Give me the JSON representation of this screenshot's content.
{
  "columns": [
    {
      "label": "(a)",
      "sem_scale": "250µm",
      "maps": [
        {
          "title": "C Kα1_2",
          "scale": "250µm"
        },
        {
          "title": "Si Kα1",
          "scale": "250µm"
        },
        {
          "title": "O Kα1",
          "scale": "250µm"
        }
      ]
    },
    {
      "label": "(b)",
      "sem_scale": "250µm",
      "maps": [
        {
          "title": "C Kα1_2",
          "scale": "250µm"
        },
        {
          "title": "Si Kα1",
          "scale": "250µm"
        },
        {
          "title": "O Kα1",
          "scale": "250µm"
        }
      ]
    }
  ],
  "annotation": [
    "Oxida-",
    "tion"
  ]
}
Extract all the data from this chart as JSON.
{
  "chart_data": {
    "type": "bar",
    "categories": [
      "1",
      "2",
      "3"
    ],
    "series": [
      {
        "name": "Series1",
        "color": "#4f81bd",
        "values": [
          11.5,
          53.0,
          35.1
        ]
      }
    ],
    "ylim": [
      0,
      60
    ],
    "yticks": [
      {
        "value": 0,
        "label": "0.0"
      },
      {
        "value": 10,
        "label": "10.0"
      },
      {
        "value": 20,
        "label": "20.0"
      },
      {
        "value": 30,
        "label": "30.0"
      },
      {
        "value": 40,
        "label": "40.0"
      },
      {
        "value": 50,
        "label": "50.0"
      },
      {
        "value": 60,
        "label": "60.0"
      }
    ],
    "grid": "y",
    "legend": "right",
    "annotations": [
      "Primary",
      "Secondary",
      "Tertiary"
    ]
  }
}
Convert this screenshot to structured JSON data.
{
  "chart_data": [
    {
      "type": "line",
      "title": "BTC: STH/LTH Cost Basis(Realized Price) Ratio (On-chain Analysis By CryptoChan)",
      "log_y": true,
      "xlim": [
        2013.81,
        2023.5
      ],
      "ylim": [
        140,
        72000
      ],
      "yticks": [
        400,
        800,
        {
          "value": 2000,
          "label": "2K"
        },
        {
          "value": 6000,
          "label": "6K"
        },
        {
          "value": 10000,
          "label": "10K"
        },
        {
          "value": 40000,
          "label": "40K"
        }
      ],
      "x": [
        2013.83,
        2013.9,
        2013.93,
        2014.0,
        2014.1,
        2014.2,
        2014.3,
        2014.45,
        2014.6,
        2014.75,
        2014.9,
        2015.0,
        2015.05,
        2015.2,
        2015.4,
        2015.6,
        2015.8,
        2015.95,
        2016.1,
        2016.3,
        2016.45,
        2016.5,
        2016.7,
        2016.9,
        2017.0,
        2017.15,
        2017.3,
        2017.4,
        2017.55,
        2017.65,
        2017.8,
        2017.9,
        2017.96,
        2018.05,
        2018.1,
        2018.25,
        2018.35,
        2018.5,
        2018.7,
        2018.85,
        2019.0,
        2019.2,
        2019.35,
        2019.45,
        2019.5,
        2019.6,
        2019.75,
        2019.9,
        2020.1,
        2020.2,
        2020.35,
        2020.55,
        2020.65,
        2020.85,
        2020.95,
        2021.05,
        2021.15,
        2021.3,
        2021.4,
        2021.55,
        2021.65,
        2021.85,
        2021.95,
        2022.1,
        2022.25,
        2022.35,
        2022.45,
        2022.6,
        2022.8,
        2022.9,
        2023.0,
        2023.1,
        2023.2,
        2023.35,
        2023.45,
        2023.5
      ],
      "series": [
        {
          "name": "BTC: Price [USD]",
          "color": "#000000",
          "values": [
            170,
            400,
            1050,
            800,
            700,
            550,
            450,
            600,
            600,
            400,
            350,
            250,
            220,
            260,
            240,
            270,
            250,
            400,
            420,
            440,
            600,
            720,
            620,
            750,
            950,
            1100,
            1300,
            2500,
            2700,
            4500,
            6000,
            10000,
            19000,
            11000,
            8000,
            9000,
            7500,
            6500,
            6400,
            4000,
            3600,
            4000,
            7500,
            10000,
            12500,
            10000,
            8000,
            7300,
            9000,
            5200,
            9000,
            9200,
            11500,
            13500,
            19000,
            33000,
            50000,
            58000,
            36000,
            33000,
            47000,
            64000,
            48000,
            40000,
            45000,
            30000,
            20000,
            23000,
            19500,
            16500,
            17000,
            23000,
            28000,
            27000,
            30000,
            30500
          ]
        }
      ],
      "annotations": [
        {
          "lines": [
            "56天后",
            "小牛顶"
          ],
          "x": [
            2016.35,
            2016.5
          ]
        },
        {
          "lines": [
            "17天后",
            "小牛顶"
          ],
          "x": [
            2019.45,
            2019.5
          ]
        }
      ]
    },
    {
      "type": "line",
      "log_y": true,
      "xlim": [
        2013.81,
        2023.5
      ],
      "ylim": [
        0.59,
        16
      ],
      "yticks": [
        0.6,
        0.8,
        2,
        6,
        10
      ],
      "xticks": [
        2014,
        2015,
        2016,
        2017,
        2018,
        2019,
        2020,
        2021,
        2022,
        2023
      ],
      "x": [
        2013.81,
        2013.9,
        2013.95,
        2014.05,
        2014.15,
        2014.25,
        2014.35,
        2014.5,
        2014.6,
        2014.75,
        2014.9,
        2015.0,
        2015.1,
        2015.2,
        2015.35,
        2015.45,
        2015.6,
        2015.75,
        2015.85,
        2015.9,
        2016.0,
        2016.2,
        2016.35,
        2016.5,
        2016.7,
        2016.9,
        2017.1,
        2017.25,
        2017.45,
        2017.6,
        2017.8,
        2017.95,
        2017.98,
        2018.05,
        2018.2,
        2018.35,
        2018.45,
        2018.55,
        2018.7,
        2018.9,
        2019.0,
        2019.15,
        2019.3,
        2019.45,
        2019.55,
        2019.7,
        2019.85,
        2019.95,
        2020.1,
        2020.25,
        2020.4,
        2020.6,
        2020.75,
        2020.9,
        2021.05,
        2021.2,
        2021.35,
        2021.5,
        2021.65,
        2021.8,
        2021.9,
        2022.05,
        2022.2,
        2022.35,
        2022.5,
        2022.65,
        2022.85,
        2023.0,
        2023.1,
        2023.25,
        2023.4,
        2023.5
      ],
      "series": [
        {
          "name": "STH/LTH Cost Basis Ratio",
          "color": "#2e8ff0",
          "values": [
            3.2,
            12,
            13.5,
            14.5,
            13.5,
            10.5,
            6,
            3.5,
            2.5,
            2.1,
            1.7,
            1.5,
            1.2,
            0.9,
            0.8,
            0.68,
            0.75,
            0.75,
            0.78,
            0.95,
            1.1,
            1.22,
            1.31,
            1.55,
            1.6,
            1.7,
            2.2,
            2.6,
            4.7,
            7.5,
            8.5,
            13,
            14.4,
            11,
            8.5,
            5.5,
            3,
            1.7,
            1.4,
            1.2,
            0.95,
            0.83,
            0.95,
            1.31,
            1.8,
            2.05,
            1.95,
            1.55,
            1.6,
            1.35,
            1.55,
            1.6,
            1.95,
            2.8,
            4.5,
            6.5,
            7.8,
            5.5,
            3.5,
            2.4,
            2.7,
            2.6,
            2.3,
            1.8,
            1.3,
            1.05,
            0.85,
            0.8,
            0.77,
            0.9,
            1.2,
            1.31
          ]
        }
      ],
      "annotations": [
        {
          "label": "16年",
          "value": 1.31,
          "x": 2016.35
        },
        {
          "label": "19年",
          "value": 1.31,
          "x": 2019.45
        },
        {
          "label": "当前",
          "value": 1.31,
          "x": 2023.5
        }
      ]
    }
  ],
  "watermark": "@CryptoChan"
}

EXERCISE AIM
How many lines of the records contain the string "CryptoChan"? Respond with the number alone.

RESPONSE TO THIS EXERCISE
2